┌─ Data extract
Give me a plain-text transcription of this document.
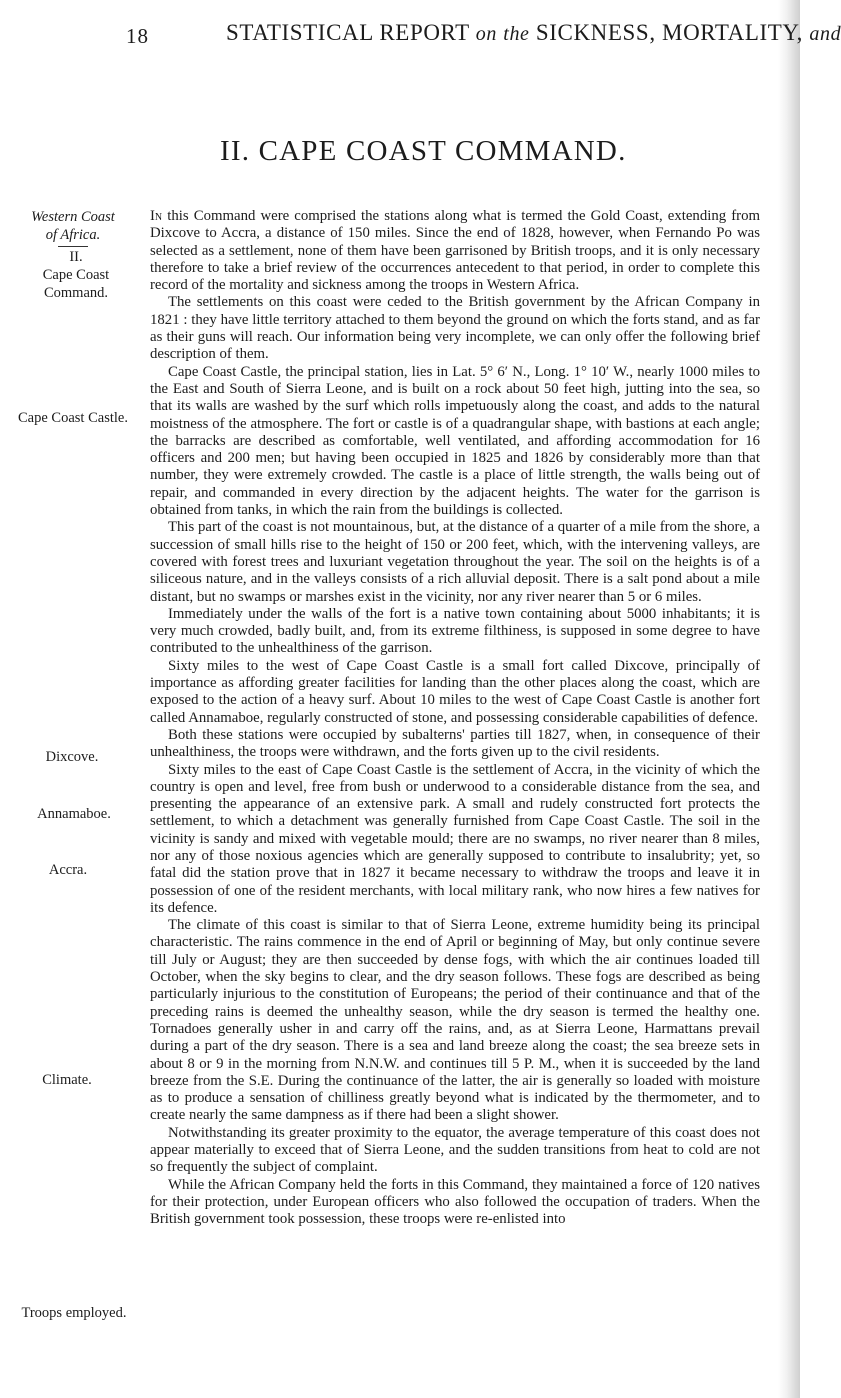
18	STATISTICAL REPORT on the SICKNESS, MORTALITY, and
II. CAPE COAST COMMAND.
Western Coast of Africa.
II.
Cape Coast Command.
Cape Coast Castle.
Dixcove.
Annamaboe.
Accra.
Climate.
Troops employed.

In this Command were comprised the stations along what is termed the Gold Coast, extending from Dixcove to Accra, a distance of 150 miles. Since the end of 1828, however, when Fernando Po was selected as a settlement, none of them have been garrisoned by British troops, and it is only necessary therefore to take a brief review of the occurrences antecedent to that period, in order to complete this record of the mortality and sickness among the troops in Western Africa.

The settlements on this coast were ceded to the British government by the African Company in 1821 : they have little territory attached to them beyond the ground on which the forts stand, and as far as their guns will reach. Our information being very incomplete, we can only offer the following brief description of them.

Cape Coast Castle, the principal station, lies in Lat. 5° 6′ N., Long. 1° 10′ W., nearly 1000 miles to the East and South of Sierra Leone, and is built on a rock about 50 feet high, jutting into the sea, so that its walls are washed by the surf which rolls impetuously along the coast, and adds to the natural moistness of the atmosphere. The fort or castle is of a quadrangular shape, with bastions at each angle; the barracks are described as comfortable, well ventilated, and affording accommodation for 16 officers and 200 men; but having been occupied in 1825 and 1826 by considerably more than that number, they were extremely crowded. The castle is a place of little strength, the walls being out of repair, and commanded in every direction by the adjacent heights. The water for the garrison is obtained from tanks, in which the rain from the buildings is collected.

This part of the coast is not mountainous, but, at the distance of a quarter of a mile from the shore, a succession of small hills rise to the height of 150 or 200 feet, which, with the intervening valleys, are covered with forest trees and luxuriant vegetation throughout the year. The soil on the heights is of a siliceous nature, and in the valleys consists of a rich alluvial deposit. There is a salt pond about a mile distant, but no swamps or marshes exist in the vicinity, nor any river nearer than 5 or 6 miles.

Immediately under the walls of the fort is a native town containing about 5000 inhabitants; it is very much crowded, badly built, and, from its extreme filthiness, is supposed in some degree to have contributed to the unhealthiness of the garrison.

Sixty miles to the west of Cape Coast Castle is a small fort called Dixcove, principally of importance as affording greater facilities for landing than the other places along the coast, which are exposed to the action of a heavy surf. About 10 miles to the west of Cape Coast Castle is another fort called Annamaboe, regularly constructed of stone, and possessing considerable capabilities of defence.

Both these stations were occupied by subalterns' parties till 1827, when, in consequence of their unhealthiness, the troops were withdrawn, and the forts given up to the civil residents.

Sixty miles to the east of Cape Coast Castle is the settlement of Accra, in the vicinity of which the country is open and level, free from bush or underwood to a considerable distance from the sea, and presenting the appearance of an extensive park. A small and rudely constructed fort protects the settlement, to which a detachment was generally furnished from Cape Coast Castle. The soil in the vicinity is sandy and mixed with vegetable mould; there are no swamps, no river nearer than 8 miles, nor any of those noxious agencies which are generally supposed to contribute to insalubrity; yet, so fatal did the station prove that in 1827 it became necessary to withdraw the troops and leave it in possession of one of the resident merchants, with local military rank, who now hires a few natives for its defence.

The climate of this coast is similar to that of Sierra Leone, extreme humidity being its principal characteristic. The rains commence in the end of April or beginning of May, but only continue severe till July or August; they are then succeeded by dense fogs, with which the air continues loaded till October, when the sky begins to clear, and the dry season follows. These fogs are described as being particularly injurious to the constitution of Europeans; the period of their continuance and that of the preceding rains is deemed the unhealthy season, while the dry season is termed the healthy one. Tornadoes generally usher in and carry off the rains, and, as at Sierra Leone, Harmattans prevail during a part of the dry season. There is a sea and land breeze along the coast; the sea breeze sets in about 8 or 9 in the morning from N.N.W. and continues till 5 P. M., when it is succeeded by the land breeze from the S.E. During the continuance of the latter, the air is generally so loaded with moisture as to produce a sensation of chilliness greatly beyond what is indicated by the thermometer, and to create nearly the same dampness as if there had been a slight shower.

Notwithstanding its greater proximity to the equator, the average temperature of this coast does not appear materially to exceed that of Sierra Leone, and the sudden transitions from heat to cold are not so frequently the subject of complaint.

While the African Company held the forts in this Command, they maintained a force of 120 natives for their protection, under European officers who also followed the occupation of traders. When the British government took possession, these troops were re-enlisted into
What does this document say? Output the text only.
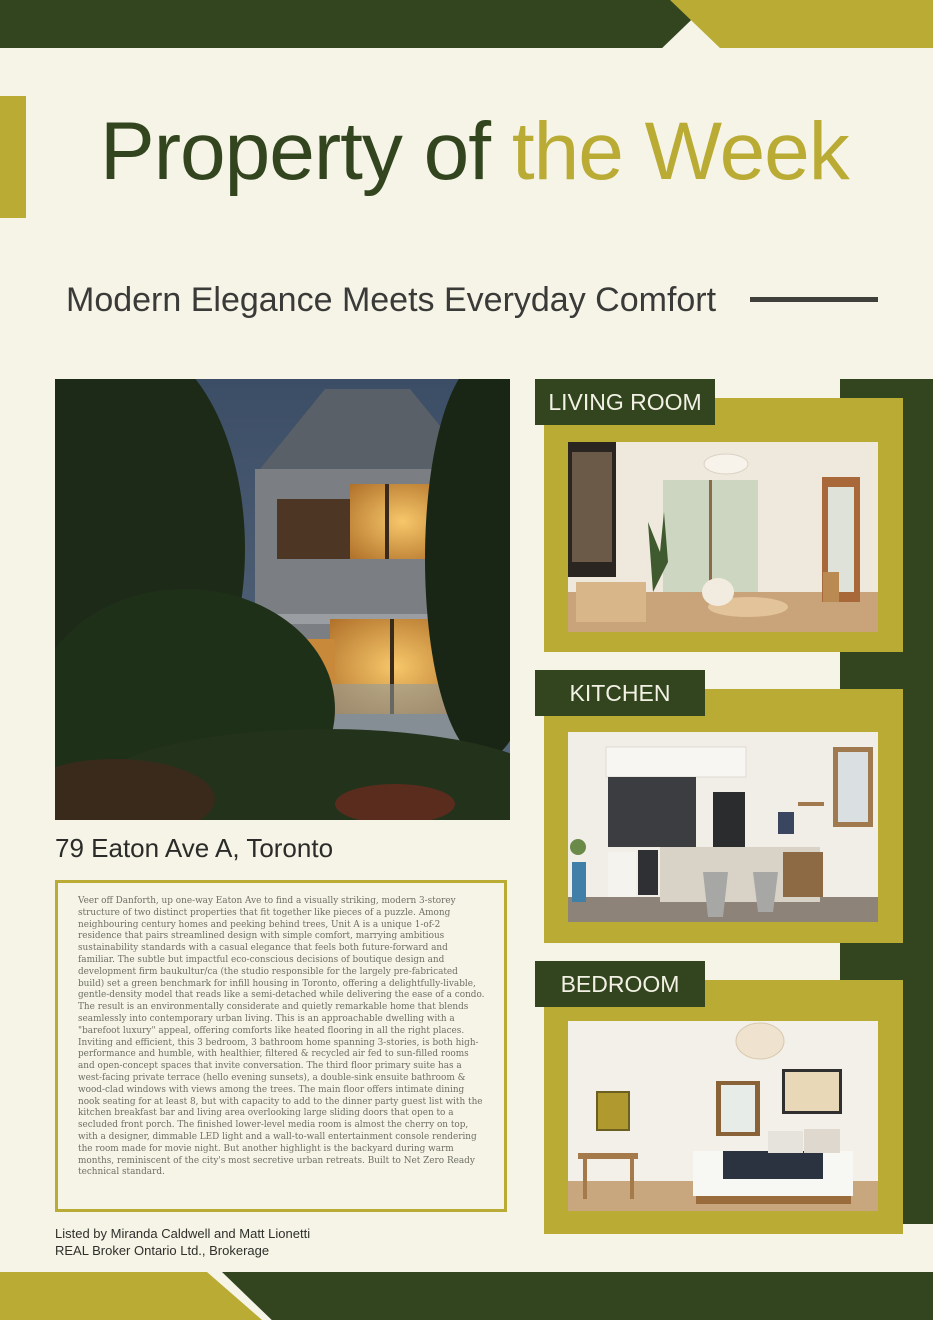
Property of the Week
Modern Elegance Meets Everyday Comfort
79 Eaton Ave A, Toronto
Veer off Danforth, up one-way Eaton Ave to find a visually striking, modern 3-storey structure of two distinct properties that fit together like pieces of a puzzle. Among neighbouring century homes and peeking behind trees, Unit A is a unique 1-of-2 residence that pairs streamlined design with simple comfort, marrying ambitious sustainability standards with a casual elegance that feels both future-forward and familiar. The subtle but impactful eco-conscious decisions of boutique design and development firm baukultur/ca (the studio responsible for the largely pre-fabricated build) set a green benchmark for infill housing in Toronto, offering a delightfully-livable, gentle-density model that reads like a semi-detached while delivering the ease of a condo. The result is an environmentally considerate and quietly remarkable home that blends seamlessly into contemporary urban living. This is an approachable dwelling with a "barefoot luxury" appeal, offering comforts like heated flooring in all the right places. Inviting and efficient, this 3 bedroom, 3 bathroom home spanning 3-stories, is both high-performance and humble, with healthier, filtered & recycled air fed to sun-filled rooms and open-concept spaces that invite conversation. The third floor primary suite has a west-facing private terrace (hello evening sunsets), a double-sink ensuite bathroom & wood-clad windows with views among the trees. The main floor offers intimate dining nook seating for at least 8, but with capacity to add to the dinner party guest list with the kitchen breakfast bar and living area overlooking large sliding doors that open to a secluded front porch. The finished lower-level media room is almost the cherry on top, with a designer, dimmable LED light and a wall-to-wall entertainment console rendering the room made for movie night. But another highlight is the backyard during warm months, reminiscent of the city's most secretive urban retreats. Built to Net Zero Ready technical standard.
Listed by Miranda Caldwell and Matt Lionetti
REAL Broker Ontario Ltd., Brokerage
LIVING ROOM
KITCHEN
BEDROOM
└─
● Set problem: From the entries above, output every line exactly and omit any image.

● Response below:
Give me a plain-text transcription of this document.
18	STATISTICAL REPORT on the SICKNESS, MORTALITY, and
II. CAPE COAST COMMAND.
Western Coast of Africa.
II.
Cape Coast Command.
Cape Coast Castle.
Dixcove.
Annamaboe.
Accra.
Climate.
Troops employed.

In this Command were comprised the stations along what is termed the Gold Coast, extending from Dixcove to Accra, a distance of 150 miles. Since the end of 1828, however, when Fernando Po was selected as a settlement, none of them have been garrisoned by British troops, and it is only necessary therefore to take a brief review of the occurrences antecedent to that period, in order to complete this record of the mortality and sickness among the troops in Western Africa.

The settlements on this coast were ceded to the British government by the African Company in 1821 : they have little territory attached to them beyond the ground on which the forts stand, and as far as their guns will reach. Our information being very incomplete, we can only offer the following brief description of them.

Cape Coast Castle, the principal station, lies in Lat. 5° 6′ N., Long. 1° 10′ W., nearly 1000 miles to the East and South of Sierra Leone, and is built on a rock about 50 feet high, jutting into the sea, so that its walls are washed by the surf which rolls impetuously along the coast, and adds to the natural moistness of the atmosphere. The fort or castle is of a quadrangular shape, with bastions at each angle; the barracks are described as comfortable, well ventilated, and affording accommodation for 16 officers and 200 men; but having been occupied in 1825 and 1826 by considerably more than that number, they were extremely crowded. The castle is a place of little strength, the walls being out of repair, and commanded in every direction by the adjacent heights. The water for the garrison is obtained from tanks, in which the rain from the buildings is collected.

This part of the coast is not mountainous, but, at the distance of a quarter of a mile from the shore, a succession of small hills rise to the height of 150 or 200 feet, which, with the intervening valleys, are covered with forest trees and luxuriant vegetation throughout the year. The soil on the heights is of a siliceous nature, and in the valleys consists of a rich alluvial deposit. There is a salt pond about a mile distant, but no swamps or marshes exist in the vicinity, nor any river nearer than 5 or 6 miles.

Immediately under the walls of the fort is a native town containing about 5000 inhabitants; it is very much crowded, badly built, and, from its extreme filthiness, is supposed in some degree to have contributed to the unhealthiness of the garrison.

Sixty miles to the west of Cape Coast Castle is a small fort called Dixcove, principally of importance as affording greater facilities for landing than the other places along the coast, which are exposed to the action of a heavy surf. About 10 miles to the west of Cape Coast Castle is another fort called Annamaboe, regularly constructed of stone, and possessing considerable capabilities of defence.

Both these stations were occupied by subalterns' parties till 1827, when, in consequence of their unhealthiness, the troops were withdrawn, and the forts given up to the civil residents.

Sixty miles to the east of Cape Coast Castle is the settlement of Accra, in the vicinity of which the country is open and level, free from bush or underwood to a considerable distance from the sea, and presenting the appearance of an extensive park. A small and rudely constructed fort protects the settlement, to which a detachment was generally furnished from Cape Coast Castle. The soil in the vicinity is sandy and mixed with vegetable mould; there are no swamps, no river nearer than 8 miles, nor any of those noxious agencies which are generally supposed to contribute to insalubrity; yet, so fatal did the station prove that in 1827 it became necessary to withdraw the troops and leave it in possession of one of the resident merchants, with local military rank, who now hires a few natives for its defence.

The climate of this coast is similar to that of Sierra Leone, extreme humidity being its principal characteristic. The rains commence in the end of April or beginning of May, but only continue severe till July or August; they are then succeeded by dense fogs, with which the air continues loaded till October, when the sky begins to clear, and the dry season follows. These fogs are described as being particularly injurious to the constitution of Europeans; the period of their continuance and that of the preceding rains is deemed the unhealthy season, while the dry season is termed the healthy one. Tornadoes generally usher in and carry off the rains, and, as at Sierra Leone, Harmattans prevail during a part of the dry season. There is a sea and land breeze along the coast; the sea breeze sets in about 8 or 9 in the morning from N.N.W. and continues till 5 P. M., when it is succeeded by the land breeze from the S.E. During the continuance of the latter, the air is generally so loaded with moisture as to produce a sensation of chilliness greatly beyond what is indicated by the thermometer, and to create nearly the same dampness as if there had been a slight shower.

Notwithstanding its greater proximity to the equator, the average temperature of this coast does not appear materially to exceed that of Sierra Leone, and the sudden transitions from heat to cold are not so frequently the subject of complaint.

While the African Company held the forts in this Command, they maintained a force of 120 natives for their protection, under European officers who also followed the occupation of traders. When the British government took possession, these troops were re-enlisted into
What does this document say? Output the text only.
Property of the Week
Modern Elegance Meets Everyday Comfort
79 Eaton Ave A, Toronto
Veer off Danforth, up one-way Eaton Ave to find a visually striking, modern 3-storey structure of two distinct properties that fit together like pieces of a puzzle. Among neighbouring century homes and peeking behind trees, Unit A is a unique 1-of-2 residence that pairs streamlined design with simple comfort, marrying ambitious sustainability standards with a casual elegance that feels both future-forward and familiar. The subtle but impactful eco-conscious decisions of boutique design and development firm baukultur/ca (the studio responsible for the largely pre-fabricated build) set a green benchmark for infill housing in Toronto, offering a delightfully-livable, gentle-density model that reads like a semi-detached while delivering the ease of a condo. The result is an environmentally considerate and quietly remarkable home that blends seamlessly into contemporary urban living. This is an approachable dwelling with a "barefoot luxury" appeal, offering comforts like heated flooring in all the right places. Inviting and efficient, this 3 bedroom, 3 bathroom home spanning 3-stories, is both high-performance and humble, with healthier, filtered & recycled air fed to sun-filled rooms and open-concept spaces that invite conversation. The third floor primary suite has a west-facing private terrace (hello evening sunsets), a double-sink ensuite bathroom & wood-clad windows with views among the trees. The main floor offers intimate dining nook seating for at least 8, but with capacity to add to the dinner party guest list with the kitchen breakfast bar and living area overlooking large sliding doors that open to a secluded front porch. The finished lower-level media room is almost the cherry on top, with a designer, dimmable LED light and a wall-to-wall entertainment console rendering the room made for movie night. But another highlight is the backyard during warm months, reminiscent of the city's most secretive urban retreats. Built to Net Zero Ready technical standard.
Listed by Miranda Caldwell and Matt Lionetti
REAL Broker Ontario Ltd., Brokerage
LIVING ROOM
KITCHEN
BEDROOM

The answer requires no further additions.